PROBLEM.
List each line of the data that holds the word "admisie".

EXTRACTED INFORMATION.
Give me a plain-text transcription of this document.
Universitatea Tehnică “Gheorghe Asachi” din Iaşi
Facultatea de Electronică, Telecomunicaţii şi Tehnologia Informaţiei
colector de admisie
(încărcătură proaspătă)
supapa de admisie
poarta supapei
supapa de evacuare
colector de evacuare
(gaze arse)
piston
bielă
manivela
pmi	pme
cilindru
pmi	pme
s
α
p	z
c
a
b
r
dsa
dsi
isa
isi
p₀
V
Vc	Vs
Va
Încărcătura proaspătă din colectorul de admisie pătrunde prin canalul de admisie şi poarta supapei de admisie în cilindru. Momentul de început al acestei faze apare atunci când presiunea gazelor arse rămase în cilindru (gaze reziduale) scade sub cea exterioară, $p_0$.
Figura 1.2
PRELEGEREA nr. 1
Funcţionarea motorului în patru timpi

COMPLETE OUTPUT.
colector de admisie
supapa de admisie
Încărcătura proaspătă din colectorul de admisie pătrunde prin canalul de admisie şi poarta supapei de admisie în cilindru. Momentul de început al acestei faze apare atunci când presiunea gazelor arse rămase în cilindru (gaze reziduale) scade sub cea exterioară, $p_0$.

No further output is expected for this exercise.